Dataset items

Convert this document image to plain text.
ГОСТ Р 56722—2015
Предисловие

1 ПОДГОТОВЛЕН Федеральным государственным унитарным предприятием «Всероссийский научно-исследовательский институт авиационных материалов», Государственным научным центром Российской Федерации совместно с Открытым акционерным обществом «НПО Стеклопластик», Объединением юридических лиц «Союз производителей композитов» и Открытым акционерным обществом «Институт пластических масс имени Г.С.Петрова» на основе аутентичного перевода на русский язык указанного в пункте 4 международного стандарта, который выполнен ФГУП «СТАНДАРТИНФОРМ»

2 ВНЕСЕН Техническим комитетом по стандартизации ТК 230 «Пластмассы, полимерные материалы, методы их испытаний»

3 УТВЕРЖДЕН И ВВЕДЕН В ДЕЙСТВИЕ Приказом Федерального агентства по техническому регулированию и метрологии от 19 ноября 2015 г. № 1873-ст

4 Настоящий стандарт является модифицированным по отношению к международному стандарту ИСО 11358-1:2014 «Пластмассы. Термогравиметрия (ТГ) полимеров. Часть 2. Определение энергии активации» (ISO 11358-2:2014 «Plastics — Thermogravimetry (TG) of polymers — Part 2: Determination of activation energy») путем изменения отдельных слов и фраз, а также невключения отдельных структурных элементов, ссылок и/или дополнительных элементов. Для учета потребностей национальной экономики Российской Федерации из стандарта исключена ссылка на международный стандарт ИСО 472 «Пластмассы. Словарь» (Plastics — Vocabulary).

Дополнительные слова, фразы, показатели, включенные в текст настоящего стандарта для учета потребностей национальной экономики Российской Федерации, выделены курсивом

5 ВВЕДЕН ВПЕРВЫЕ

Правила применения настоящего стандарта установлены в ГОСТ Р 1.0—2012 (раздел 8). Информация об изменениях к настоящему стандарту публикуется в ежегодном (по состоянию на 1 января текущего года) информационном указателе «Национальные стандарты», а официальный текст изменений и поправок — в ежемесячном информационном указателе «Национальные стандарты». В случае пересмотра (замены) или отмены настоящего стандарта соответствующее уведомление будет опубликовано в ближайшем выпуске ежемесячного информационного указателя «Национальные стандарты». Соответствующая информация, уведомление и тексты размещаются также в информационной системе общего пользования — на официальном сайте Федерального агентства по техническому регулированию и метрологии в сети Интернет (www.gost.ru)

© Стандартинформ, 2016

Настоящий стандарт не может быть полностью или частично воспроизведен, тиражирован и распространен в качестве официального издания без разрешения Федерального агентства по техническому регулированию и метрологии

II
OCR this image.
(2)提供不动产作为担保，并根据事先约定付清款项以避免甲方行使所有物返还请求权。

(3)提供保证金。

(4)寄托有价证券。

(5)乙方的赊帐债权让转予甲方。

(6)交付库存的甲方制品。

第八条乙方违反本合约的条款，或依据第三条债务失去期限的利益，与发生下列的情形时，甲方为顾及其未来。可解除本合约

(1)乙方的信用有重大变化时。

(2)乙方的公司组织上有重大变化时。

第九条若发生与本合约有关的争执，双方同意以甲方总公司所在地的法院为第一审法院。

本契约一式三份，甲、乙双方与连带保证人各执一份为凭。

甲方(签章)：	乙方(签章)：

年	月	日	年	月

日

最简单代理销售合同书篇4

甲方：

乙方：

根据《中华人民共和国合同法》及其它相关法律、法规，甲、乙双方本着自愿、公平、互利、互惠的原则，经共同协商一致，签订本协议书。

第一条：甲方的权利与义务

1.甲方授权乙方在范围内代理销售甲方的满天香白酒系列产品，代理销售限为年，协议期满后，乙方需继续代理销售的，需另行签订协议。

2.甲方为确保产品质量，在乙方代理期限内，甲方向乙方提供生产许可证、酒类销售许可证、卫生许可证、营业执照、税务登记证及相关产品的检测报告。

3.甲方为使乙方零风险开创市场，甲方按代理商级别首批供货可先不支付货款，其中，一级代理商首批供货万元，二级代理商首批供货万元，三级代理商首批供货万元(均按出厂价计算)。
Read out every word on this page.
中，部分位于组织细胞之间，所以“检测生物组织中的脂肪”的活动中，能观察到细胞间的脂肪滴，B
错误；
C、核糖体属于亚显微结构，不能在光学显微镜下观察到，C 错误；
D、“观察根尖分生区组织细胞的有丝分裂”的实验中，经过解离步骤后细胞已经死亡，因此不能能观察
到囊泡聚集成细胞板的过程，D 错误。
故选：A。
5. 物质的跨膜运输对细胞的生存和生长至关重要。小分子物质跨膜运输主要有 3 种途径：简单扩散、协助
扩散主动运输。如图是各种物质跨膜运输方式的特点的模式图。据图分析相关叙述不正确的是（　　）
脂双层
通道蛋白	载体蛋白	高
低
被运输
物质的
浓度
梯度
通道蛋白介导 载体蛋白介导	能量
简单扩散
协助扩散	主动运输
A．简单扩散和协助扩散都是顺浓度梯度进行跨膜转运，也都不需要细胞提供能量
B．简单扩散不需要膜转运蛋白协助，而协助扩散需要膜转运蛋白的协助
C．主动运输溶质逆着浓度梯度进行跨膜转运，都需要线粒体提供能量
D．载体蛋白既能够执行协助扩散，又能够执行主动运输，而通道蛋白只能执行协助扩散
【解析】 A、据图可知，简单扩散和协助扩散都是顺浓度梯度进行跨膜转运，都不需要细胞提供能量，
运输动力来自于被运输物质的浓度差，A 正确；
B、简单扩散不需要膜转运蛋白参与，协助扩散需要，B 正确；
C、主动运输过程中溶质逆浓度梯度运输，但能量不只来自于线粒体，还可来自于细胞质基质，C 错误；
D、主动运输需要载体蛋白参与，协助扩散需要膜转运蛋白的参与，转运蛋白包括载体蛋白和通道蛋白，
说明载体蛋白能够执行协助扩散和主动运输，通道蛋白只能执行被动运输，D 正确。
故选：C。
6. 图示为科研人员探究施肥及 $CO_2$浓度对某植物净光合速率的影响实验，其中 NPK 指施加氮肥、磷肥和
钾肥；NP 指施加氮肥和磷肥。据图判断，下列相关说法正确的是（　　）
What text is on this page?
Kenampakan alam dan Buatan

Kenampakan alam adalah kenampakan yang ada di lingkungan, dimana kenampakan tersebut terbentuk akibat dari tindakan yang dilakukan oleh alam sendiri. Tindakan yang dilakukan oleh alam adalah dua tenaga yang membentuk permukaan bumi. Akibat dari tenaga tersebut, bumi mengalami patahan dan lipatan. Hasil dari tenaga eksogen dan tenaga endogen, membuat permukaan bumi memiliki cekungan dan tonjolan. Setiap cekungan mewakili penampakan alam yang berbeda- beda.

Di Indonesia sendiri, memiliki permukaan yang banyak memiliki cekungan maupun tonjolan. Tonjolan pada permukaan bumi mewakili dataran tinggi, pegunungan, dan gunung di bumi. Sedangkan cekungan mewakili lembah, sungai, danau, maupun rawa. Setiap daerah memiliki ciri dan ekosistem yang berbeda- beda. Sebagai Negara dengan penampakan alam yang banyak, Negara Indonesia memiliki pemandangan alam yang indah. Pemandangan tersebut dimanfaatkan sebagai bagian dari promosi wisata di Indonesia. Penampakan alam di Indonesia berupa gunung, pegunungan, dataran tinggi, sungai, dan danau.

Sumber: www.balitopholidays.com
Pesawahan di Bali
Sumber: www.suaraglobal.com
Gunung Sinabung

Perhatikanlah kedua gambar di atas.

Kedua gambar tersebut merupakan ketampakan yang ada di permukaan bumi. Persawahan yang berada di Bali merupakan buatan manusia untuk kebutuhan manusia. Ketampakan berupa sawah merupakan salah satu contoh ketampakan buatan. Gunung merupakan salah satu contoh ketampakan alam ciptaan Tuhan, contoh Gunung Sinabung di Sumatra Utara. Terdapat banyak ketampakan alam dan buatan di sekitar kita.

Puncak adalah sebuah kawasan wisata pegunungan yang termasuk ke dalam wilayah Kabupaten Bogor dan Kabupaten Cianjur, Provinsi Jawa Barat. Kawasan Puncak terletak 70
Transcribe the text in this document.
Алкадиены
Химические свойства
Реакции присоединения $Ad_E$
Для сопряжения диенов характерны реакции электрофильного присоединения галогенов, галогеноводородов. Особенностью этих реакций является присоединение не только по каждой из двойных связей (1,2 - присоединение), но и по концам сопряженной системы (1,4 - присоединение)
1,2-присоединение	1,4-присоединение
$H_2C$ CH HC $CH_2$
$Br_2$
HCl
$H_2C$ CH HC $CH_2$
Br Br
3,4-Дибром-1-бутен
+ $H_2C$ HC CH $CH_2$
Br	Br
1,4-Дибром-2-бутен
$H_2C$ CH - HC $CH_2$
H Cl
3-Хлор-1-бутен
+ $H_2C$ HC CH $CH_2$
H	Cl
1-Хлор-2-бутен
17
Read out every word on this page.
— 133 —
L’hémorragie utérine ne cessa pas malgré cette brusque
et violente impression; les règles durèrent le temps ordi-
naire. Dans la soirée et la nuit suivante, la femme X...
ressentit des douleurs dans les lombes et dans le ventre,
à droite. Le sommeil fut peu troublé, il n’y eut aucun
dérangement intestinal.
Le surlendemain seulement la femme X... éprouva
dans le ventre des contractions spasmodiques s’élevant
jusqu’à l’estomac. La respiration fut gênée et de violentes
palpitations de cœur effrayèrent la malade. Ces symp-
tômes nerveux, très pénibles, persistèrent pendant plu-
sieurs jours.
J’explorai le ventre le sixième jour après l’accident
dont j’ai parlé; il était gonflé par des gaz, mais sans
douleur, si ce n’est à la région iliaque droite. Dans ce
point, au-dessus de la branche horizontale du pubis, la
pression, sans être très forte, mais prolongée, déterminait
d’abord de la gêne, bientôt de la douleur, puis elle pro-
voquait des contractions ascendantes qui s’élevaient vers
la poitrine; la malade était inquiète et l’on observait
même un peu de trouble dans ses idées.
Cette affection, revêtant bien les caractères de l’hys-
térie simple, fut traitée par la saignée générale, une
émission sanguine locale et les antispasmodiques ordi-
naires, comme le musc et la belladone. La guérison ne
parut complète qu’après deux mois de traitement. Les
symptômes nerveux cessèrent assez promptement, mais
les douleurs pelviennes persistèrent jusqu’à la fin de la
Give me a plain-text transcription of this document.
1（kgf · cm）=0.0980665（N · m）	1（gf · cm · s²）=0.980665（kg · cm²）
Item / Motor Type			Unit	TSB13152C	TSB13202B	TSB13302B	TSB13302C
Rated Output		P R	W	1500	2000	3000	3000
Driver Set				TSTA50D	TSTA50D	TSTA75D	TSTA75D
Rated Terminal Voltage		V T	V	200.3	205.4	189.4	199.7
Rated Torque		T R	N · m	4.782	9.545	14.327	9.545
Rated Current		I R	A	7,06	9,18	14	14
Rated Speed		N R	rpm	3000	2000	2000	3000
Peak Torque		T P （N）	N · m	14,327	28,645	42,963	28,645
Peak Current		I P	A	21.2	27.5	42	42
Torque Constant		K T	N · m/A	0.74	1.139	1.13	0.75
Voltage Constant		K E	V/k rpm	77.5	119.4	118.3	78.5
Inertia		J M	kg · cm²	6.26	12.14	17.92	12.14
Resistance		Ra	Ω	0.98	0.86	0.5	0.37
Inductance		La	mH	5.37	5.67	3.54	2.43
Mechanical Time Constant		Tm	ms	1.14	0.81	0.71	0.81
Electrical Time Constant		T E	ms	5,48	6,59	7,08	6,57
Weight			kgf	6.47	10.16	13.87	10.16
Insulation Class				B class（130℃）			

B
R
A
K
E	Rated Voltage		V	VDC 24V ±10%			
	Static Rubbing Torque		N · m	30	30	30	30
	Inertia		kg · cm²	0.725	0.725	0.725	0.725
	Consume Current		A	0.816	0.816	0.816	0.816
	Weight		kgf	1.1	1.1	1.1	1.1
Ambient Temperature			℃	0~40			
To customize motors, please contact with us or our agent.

Aim of the task: Locate all lines holding the word "является", then copy them out.

Result:
4 Настоящий стандарт является модифицированным по отношению к международному стандарту ИСО 11358-1:2014 «Пластмассы. Термогравиметрия (ТГ) полимеров. Часть 2. Определение энергии активации» (ISO 11358-2:2014 «Plastics — Thermogravimetry (TG) of polymers — Part 2: Determination of activation energy») путем изменения отдельных слов и фраз, а также невключения отдельных структурных элементов, ссылок и/или дополнительных элементов. Для учета потребностей национальной экономики Российской Федерации из стандарта исключена ссылка на международный стандарт ИСО 472 «Пластмассы. Словарь» (Plastics — Vocabulary).
Для сопряжения диенов характерны реакции электрофильного присоединения галогенов, галогеноводородов. Особенностью этих реакций является присоединение не только по каждой из двойных связей (1,2 - присоединение), но и по концам сопряженной системы (1,4 - присоединение)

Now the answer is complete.